● Aim:
Retype all of the records below line for line with no changes, and leave out the pictures.

● Supplied material:
┌────────
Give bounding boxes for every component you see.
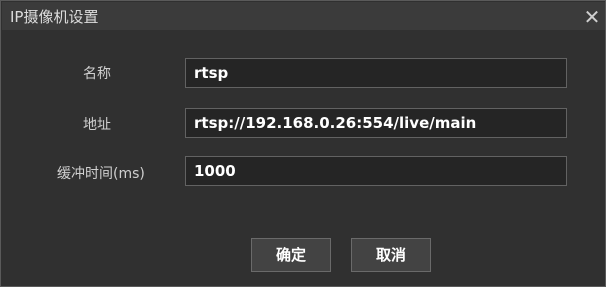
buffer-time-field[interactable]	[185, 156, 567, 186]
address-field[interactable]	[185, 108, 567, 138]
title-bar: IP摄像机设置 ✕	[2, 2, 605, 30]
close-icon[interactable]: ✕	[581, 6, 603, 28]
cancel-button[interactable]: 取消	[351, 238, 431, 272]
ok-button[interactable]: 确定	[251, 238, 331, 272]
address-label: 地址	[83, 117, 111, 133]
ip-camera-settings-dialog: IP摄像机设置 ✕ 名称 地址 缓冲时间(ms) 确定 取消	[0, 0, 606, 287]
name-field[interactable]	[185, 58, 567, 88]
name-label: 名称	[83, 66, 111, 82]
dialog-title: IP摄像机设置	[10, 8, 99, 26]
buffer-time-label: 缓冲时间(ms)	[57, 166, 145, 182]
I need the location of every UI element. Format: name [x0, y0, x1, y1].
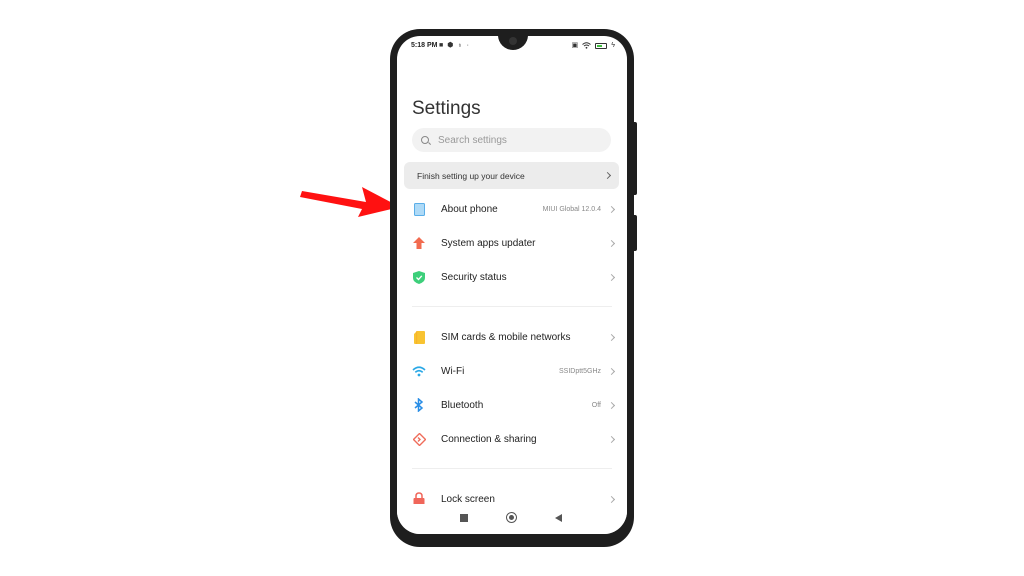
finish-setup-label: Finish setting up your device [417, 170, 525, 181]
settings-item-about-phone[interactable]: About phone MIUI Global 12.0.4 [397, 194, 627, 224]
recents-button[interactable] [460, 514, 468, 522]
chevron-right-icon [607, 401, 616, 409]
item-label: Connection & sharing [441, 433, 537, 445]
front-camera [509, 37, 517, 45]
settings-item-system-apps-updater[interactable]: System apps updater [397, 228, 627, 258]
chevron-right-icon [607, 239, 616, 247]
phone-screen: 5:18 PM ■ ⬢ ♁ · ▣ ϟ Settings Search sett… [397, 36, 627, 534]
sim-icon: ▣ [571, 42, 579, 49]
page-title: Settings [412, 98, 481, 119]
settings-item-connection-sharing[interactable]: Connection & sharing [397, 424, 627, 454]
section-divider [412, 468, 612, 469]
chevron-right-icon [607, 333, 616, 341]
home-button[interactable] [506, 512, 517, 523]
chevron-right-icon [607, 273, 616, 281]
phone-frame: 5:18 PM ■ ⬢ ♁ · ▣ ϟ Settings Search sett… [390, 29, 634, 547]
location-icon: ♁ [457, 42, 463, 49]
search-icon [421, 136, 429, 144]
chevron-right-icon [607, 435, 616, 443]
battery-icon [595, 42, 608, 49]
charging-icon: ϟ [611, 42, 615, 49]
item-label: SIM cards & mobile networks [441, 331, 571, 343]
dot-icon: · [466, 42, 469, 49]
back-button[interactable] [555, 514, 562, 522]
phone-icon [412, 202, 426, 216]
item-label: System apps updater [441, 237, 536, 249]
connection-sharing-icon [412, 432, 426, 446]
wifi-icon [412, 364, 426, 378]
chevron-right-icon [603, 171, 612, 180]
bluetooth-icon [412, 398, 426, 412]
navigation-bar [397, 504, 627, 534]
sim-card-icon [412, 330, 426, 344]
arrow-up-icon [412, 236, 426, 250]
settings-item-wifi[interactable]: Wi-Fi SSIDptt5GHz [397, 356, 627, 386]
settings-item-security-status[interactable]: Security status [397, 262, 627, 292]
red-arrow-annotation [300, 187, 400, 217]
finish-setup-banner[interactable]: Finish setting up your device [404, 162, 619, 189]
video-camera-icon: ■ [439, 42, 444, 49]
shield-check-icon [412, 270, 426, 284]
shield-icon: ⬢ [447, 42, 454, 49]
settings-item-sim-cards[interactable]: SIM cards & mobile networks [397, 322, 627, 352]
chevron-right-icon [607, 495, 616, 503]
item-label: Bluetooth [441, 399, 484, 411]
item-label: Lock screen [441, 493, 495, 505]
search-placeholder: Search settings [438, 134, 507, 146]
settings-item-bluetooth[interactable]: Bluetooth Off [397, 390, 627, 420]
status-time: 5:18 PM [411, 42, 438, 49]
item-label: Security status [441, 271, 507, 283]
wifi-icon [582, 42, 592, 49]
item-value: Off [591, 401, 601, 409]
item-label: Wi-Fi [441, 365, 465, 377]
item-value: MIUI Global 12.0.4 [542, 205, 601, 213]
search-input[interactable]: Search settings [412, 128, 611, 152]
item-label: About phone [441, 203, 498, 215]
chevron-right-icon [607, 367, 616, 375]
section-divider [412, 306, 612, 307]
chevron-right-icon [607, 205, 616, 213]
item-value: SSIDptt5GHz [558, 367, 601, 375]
└────────
● Result of this task:
Give bounding boxes for every component you see.
buffer-time-field[interactable]	[185, 156, 567, 186]
address-field[interactable]	[185, 108, 567, 138]
title-bar: IP摄像机设置 ✕	[2, 2, 605, 30]
close-icon[interactable]: ✕	[581, 6, 603, 28]
cancel-button[interactable]: 取消	[351, 238, 431, 272]
ok-button[interactable]: 确定	[251, 238, 331, 272]
address-label: 地址	[83, 117, 111, 133]
ip-camera-settings-dialog: IP摄像机设置 ✕ 名称 地址 缓冲时间(ms) 确定 取消	[0, 0, 606, 287]
name-field[interactable]	[185, 58, 567, 88]
name-label: 名称	[83, 66, 111, 82]
dialog-title: IP摄像机设置	[10, 8, 99, 26]
buffer-time-label: 缓冲时间(ms)	[57, 166, 145, 182]
I need the location of every UI element. Format: name [x0, y0, x1, y1].
finish-setup-label: Finish setting up your device [417, 170, 525, 181]
settings-item-about-phone[interactable]: About phone MIUI Global 12.0.4 [397, 194, 627, 224]
recents-button[interactable] [460, 514, 468, 522]
chevron-right-icon [607, 401, 616, 409]
item-label: Connection & sharing [441, 433, 537, 445]
front-camera [509, 37, 517, 45]
settings-item-system-apps-updater[interactable]: System apps updater [397, 228, 627, 258]
chevron-right-icon [607, 239, 616, 247]
phone-screen: 5:18 PM ■ ⬢ ♁ · ▣ ϟ Settings Search sett… [397, 36, 627, 534]
sim-icon: ▣ [571, 42, 579, 49]
page-title: Settings [412, 98, 481, 119]
settings-item-connection-sharing[interactable]: Connection & sharing [397, 424, 627, 454]
section-divider [412, 468, 612, 469]
chevron-right-icon [607, 333, 616, 341]
home-button[interactable] [506, 512, 517, 523]
chevron-right-icon [607, 273, 616, 281]
phone-frame: 5:18 PM ■ ⬢ ♁ · ▣ ϟ Settings Search sett… [390, 29, 634, 547]
location-icon: ♁ [457, 42, 463, 49]
search-icon [421, 136, 429, 144]
chevron-right-icon [607, 435, 616, 443]
battery-icon [595, 42, 608, 49]
charging-icon: ϟ [611, 42, 615, 49]
item-label: SIM cards & mobile networks [441, 331, 571, 343]
dot-icon: · [466, 42, 469, 49]
back-button[interactable] [555, 514, 562, 522]
phone-icon [412, 202, 426, 216]
item-label: System apps updater [441, 237, 536, 249]
connection-sharing-icon [412, 432, 426, 446]
wifi-icon [412, 364, 426, 378]
chevron-right-icon [603, 171, 612, 180]
bluetooth-icon [412, 398, 426, 412]
navigation-bar [397, 504, 627, 534]
sim-card-icon [412, 330, 426, 344]
arrow-up-icon [412, 236, 426, 250]
settings-item-wifi[interactable]: Wi-Fi SSIDptt5GHz [397, 356, 627, 386]
settings-item-security-status[interactable]: Security status [397, 262, 627, 292]
red-arrow-annotation [300, 187, 400, 217]
finish-setup-banner[interactable]: Finish setting up your device [404, 162, 619, 189]
video-camera-icon: ■ [439, 42, 444, 49]
shield-check-icon [412, 270, 426, 284]
shield-icon: ⬢ [447, 42, 454, 49]
settings-item-sim-cards[interactable]: SIM cards & mobile networks [397, 322, 627, 352]
chevron-right-icon [607, 495, 616, 503]
item-label: Bluetooth [441, 399, 484, 411]
item-label: Lock screen [441, 493, 495, 505]
search-placeholder: Search settings [438, 134, 507, 146]
settings-item-bluetooth[interactable]: Bluetooth Off [397, 390, 627, 420]
status-time: 5:18 PM [411, 42, 438, 49]
item-label: Security status [441, 271, 507, 283]
wifi-icon [582, 42, 592, 49]
item-value: Off [591, 401, 601, 409]
item-label: Wi-Fi [441, 365, 465, 377]
item-value: MIUI Global 12.0.4 [542, 205, 601, 213]
search-input[interactable]: Search settings [412, 128, 611, 152]
item-label: About phone [441, 203, 498, 215]
chevron-right-icon [607, 367, 616, 375]
section-divider [412, 306, 612, 307]
chevron-right-icon [607, 205, 616, 213]
item-value: SSIDptt5GHz [558, 367, 601, 375]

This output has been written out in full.